**** EXTRACTED RECORDS
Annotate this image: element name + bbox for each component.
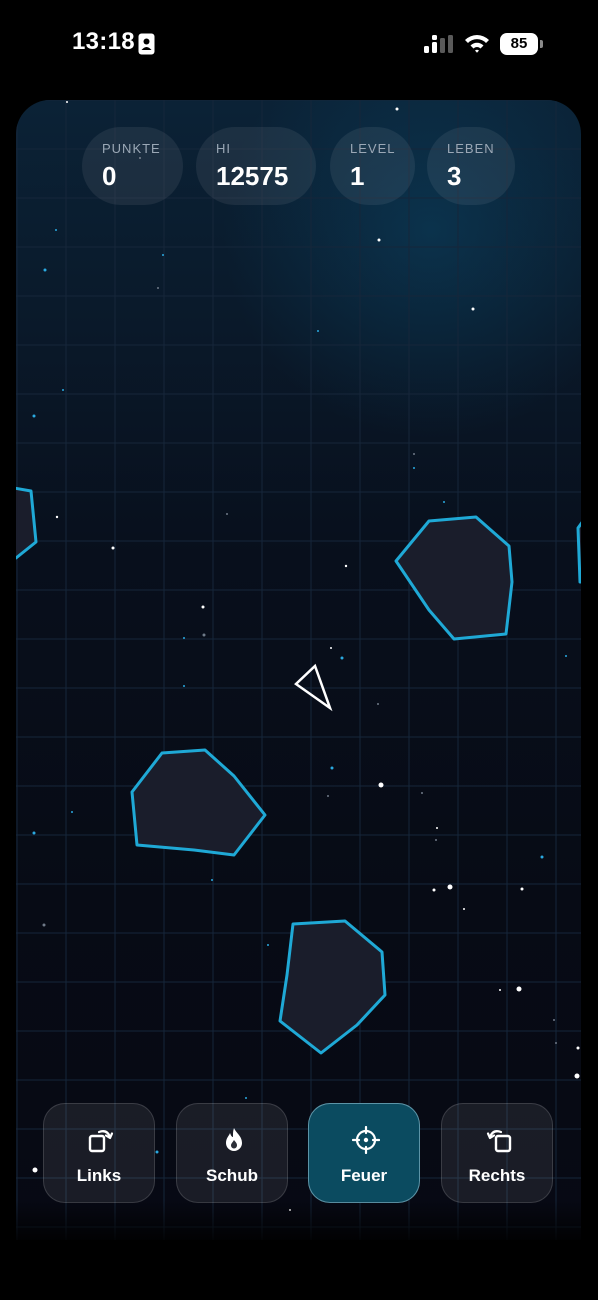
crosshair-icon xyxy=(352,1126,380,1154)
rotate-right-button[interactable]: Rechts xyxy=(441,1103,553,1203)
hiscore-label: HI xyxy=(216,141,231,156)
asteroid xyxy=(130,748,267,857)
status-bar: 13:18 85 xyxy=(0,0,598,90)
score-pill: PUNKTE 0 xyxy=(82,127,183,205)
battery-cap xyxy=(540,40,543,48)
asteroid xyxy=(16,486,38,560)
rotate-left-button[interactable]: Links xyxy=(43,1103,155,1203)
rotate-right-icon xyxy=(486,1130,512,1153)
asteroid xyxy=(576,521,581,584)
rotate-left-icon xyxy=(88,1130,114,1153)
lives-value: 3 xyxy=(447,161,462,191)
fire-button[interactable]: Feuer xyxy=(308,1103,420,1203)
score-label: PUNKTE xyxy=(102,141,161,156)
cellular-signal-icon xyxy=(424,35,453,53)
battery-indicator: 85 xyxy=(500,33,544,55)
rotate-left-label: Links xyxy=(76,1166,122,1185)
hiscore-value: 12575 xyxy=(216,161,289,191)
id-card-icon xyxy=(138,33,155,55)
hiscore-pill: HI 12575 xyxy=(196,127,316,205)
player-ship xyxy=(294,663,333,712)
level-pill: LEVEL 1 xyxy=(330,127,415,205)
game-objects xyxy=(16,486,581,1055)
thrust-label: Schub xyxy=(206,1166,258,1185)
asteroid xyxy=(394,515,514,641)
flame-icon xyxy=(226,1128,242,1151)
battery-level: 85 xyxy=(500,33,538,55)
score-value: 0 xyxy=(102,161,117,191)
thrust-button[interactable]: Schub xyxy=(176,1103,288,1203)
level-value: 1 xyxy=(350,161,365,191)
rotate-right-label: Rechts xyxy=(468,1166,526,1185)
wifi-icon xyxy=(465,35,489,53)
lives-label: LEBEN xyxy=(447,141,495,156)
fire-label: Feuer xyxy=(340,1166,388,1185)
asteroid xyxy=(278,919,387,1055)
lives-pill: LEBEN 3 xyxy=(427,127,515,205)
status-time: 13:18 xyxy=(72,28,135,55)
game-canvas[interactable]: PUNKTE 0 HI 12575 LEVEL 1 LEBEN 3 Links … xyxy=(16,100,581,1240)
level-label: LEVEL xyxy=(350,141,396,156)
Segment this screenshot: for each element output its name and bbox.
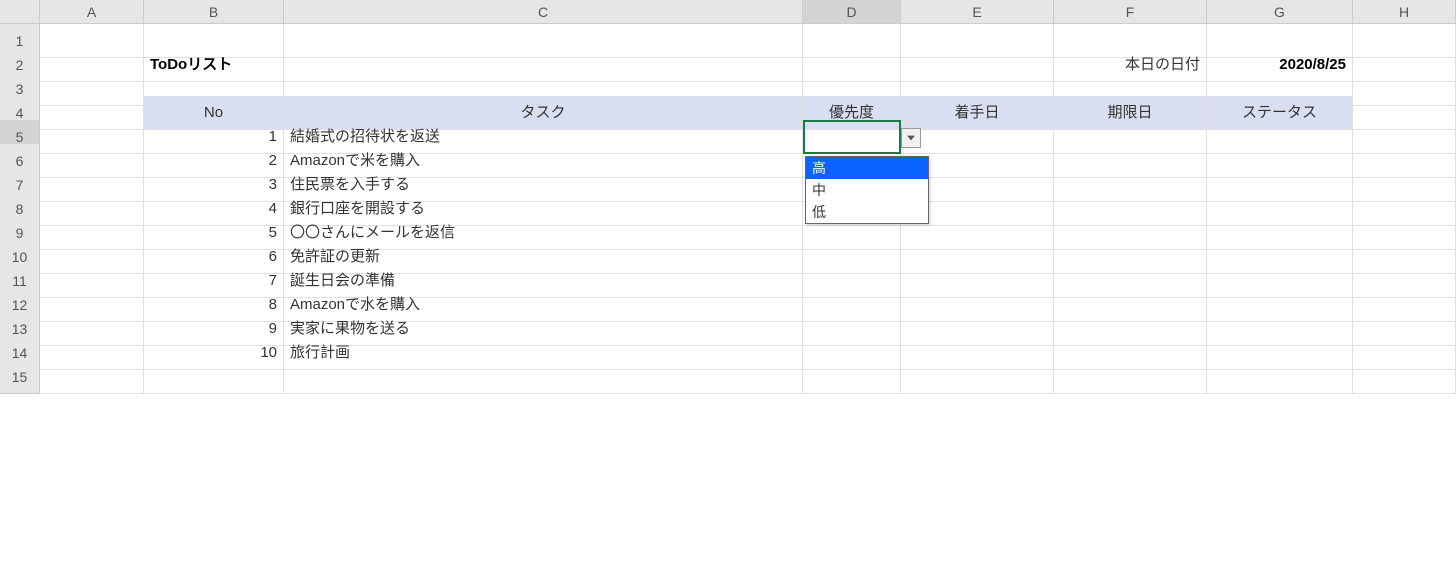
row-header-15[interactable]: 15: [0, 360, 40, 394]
********
PROBLEM TO SOLVE: Format every line of the listing above as a JSON list of strings, one string per line, skipping blank lines. Leave the pictures out.

EXERCISE RESPONSE:
[
  "Annotate this image: element name + bbox for each component.",
  "crosshair-icon xyxy=(352,1126,380,1154)",
  "rotate-right-button[interactable]: Rechts xyxy=(441,1103,553,1203)",
  "hiscore-label: HI xyxy=(216,141,231,156)",
  "asteroid xyxy=(130,748,267,857)",
  "status-bar: 13:18 85 xyxy=(0,0,598,90)",
  "score-pill: PUNKTE 0 xyxy=(82,127,183,205)",
  "battery-cap xyxy=(540,40,543,48)",
  "asteroid xyxy=(16,486,38,560)",
  "rotate-left-button[interactable]: Links xyxy=(43,1103,155,1203)",
  "rotate-right-icon xyxy=(486,1130,512,1153)",
  "asteroid xyxy=(576,521,581,584)",
  "rotate-left-icon xyxy=(88,1130,114,1153)",
  "lives-value: 3 xyxy=(447,161,462,191)",
  "fire-button[interactable]: Feuer xyxy=(308,1103,420,1203)",
  "score-label: PUNKTE xyxy=(102,141,161,156)",
  "cellular-signal-icon xyxy=(424,35,453,53)",
  "battery-indicator: 85 xyxy=(500,33,544,55)",
  "rotate-left-label: Links xyxy=(76,1166,122,1185)",
  "hiscore-value: 12575 xyxy=(216,161,289,191)",
  "id-card-icon xyxy=(138,33,155,55)",
  "hiscore-pill: HI 12575 xyxy=(196,127,316,205)",
  "player-ship xyxy=(294,663,333,712)",
  "level-pill: LEVEL 1 xyxy=(330,127,415,205)",
  "game-objects xyxy=(16,486,581,1055)",
  "thrust-label: Schub xyxy=(206,1166,258,1185)",
  "asteroid xyxy=(394,515,514,641)",
  "flame-icon xyxy=(226,1128,242,1151)",
  "battery-level: 85 xyxy=(500,33,538,55)",
  "score-value: 0 xyxy=(102,161,117,191)",
  "thrust-button[interactable]: Schub xyxy=(176,1103,288,1203)",
  "level-value: 1 xyxy=(350,161,365,191)",
  "rotate-right-label: Rechts xyxy=(468,1166,526,1185)",
  "wifi-icon xyxy=(465,35,489,53)",
  "lives-label: LEBEN xyxy=(447,141,495,156)",
  "fire-label: Feuer xyxy=(340,1166,388,1185)",
  "asteroid xyxy=(278,919,387,1055)",
  "lives-pill: LEBEN 3 xyxy=(427,127,515,205)",
  "status-time: 13:18 xyxy=(72,28,135,55)",
  "game-canvas[interactable]: PUNKTE 0 HI 12575 LEVEL 1 LEBEN 3 Links … xyxy=(16,100,581,1240)",
  "level-label: LEVEL xyxy=(350,141,396,156)",
  "Segment this screenshot: for each element output its name and bbox.",
  "row-header-15[interactable]: 15: [0, 360, 40, 394]"
]